(Collection entries)

****************************************

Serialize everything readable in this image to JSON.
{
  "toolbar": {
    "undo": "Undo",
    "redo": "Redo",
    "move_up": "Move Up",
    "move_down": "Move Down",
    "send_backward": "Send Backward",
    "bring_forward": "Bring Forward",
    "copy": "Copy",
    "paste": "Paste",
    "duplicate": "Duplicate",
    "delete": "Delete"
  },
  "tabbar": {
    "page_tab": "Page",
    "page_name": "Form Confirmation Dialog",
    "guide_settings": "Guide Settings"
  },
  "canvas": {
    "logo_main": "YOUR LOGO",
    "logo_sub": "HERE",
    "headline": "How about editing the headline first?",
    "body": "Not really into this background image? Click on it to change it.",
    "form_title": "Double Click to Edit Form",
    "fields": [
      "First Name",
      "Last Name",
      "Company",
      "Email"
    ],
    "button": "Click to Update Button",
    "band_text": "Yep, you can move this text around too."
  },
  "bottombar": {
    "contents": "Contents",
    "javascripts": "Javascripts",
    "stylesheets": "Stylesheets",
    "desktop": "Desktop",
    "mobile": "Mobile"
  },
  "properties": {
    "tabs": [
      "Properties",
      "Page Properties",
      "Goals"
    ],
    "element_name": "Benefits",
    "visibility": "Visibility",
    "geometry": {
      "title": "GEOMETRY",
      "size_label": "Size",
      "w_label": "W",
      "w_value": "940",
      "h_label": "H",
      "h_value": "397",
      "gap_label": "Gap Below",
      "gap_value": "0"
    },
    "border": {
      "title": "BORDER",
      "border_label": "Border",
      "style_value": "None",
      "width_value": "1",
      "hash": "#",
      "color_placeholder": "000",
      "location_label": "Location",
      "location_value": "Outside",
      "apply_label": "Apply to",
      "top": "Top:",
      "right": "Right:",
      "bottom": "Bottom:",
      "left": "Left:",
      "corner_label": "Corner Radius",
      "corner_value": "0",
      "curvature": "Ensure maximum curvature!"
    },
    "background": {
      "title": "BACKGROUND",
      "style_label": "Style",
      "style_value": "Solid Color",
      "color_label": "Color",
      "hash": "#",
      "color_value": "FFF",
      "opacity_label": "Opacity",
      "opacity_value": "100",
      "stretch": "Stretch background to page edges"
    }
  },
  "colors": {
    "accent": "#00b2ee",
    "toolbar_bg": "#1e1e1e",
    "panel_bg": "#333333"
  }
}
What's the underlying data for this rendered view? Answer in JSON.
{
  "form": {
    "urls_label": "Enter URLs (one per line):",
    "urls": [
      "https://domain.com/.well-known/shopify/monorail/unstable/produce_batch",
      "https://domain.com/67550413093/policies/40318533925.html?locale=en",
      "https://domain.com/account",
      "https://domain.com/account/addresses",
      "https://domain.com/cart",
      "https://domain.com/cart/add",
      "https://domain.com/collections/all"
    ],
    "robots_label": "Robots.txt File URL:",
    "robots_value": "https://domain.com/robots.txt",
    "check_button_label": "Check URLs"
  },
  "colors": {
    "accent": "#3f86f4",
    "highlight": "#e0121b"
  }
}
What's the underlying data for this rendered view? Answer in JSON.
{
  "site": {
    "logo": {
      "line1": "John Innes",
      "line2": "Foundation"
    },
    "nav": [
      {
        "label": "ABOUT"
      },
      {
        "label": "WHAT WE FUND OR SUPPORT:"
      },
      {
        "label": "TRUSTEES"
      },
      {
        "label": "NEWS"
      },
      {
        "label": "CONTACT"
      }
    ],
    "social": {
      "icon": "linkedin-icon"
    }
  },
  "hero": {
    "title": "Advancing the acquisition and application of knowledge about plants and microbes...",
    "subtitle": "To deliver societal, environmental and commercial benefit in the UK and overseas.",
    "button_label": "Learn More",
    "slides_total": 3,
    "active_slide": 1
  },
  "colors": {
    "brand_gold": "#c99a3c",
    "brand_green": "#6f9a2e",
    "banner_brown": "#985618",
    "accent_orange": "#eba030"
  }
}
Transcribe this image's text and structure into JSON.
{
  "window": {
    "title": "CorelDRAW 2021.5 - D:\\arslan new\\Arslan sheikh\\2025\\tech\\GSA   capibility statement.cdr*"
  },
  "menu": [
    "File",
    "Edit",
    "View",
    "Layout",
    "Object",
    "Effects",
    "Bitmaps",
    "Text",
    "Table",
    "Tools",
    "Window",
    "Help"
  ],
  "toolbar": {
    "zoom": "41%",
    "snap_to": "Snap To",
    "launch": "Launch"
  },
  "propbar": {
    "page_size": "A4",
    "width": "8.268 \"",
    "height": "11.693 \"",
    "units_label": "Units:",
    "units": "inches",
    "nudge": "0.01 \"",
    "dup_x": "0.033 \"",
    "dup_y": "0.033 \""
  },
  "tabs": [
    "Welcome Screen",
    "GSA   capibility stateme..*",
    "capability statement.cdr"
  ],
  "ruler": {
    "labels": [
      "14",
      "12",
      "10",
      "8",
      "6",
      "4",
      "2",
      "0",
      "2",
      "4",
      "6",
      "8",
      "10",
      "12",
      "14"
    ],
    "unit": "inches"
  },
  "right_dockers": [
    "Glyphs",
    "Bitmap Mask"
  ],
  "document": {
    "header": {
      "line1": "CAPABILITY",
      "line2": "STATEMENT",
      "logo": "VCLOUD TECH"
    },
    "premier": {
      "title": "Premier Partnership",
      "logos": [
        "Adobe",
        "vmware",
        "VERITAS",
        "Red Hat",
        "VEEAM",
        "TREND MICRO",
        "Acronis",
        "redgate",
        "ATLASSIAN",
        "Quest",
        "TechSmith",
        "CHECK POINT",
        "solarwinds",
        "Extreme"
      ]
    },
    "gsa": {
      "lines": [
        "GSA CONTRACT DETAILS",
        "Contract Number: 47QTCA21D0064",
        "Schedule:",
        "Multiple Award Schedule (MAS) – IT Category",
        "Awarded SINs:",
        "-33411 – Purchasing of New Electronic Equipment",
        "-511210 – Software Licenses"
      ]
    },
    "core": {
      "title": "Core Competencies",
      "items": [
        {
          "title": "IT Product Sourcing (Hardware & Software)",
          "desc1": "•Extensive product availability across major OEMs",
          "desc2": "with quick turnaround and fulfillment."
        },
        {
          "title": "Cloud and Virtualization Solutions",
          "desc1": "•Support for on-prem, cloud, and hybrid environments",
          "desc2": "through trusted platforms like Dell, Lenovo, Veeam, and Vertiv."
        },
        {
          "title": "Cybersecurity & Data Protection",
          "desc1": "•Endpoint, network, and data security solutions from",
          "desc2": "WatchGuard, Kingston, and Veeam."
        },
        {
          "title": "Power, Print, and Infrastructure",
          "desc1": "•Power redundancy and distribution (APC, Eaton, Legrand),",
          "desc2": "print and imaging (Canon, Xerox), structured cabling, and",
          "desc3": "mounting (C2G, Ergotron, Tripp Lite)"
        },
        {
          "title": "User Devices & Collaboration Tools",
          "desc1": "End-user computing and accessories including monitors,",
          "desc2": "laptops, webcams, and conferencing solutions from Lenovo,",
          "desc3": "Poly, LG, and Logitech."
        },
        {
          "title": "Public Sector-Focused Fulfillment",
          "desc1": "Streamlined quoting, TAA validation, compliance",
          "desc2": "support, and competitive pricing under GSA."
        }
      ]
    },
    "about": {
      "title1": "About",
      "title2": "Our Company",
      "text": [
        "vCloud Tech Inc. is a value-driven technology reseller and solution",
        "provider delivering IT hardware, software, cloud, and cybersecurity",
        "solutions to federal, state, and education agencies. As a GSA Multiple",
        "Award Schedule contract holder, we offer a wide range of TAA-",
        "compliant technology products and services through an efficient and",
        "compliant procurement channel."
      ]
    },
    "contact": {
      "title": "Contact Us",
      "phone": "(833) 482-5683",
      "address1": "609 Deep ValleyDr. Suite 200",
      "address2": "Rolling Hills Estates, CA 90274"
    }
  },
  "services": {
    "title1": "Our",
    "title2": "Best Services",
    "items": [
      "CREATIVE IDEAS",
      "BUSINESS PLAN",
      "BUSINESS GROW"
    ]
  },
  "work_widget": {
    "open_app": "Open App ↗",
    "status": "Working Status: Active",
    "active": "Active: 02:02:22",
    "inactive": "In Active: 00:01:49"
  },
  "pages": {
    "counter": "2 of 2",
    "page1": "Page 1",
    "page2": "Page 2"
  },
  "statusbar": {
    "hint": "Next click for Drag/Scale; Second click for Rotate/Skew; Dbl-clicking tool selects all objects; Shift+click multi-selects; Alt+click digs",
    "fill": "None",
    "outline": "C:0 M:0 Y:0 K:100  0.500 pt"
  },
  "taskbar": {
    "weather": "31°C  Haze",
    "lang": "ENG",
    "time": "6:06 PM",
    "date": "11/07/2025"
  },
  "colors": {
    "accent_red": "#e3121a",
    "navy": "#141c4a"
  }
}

****************************************

- **Task description**:
Copy each line of the entries that includes the word "Power".

- **Exercise response**:
          "title": "Power, Print, and Infrastructure",
          "desc1": "•Power redundancy and distribution (APC, Eaton, Legrand),",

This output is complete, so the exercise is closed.